### GIVEN REQUEST
Copy each line of the data below with the word "Level".
--- SOURCE DATA ---
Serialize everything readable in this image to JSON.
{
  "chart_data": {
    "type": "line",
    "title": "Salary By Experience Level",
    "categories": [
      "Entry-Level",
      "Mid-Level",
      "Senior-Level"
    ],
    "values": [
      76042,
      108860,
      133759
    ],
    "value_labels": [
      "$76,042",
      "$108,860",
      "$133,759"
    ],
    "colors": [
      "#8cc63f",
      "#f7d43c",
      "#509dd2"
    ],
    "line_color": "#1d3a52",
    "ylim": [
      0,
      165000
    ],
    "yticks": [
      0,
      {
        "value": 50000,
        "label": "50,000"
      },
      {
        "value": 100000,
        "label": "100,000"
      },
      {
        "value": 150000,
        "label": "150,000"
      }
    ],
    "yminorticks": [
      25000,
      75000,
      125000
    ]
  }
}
---
### TASK OUTPUT
    "title": "Salary By Experience Level",
      "Entry-Level",
      "Mid-Level",
      "Senior-Level"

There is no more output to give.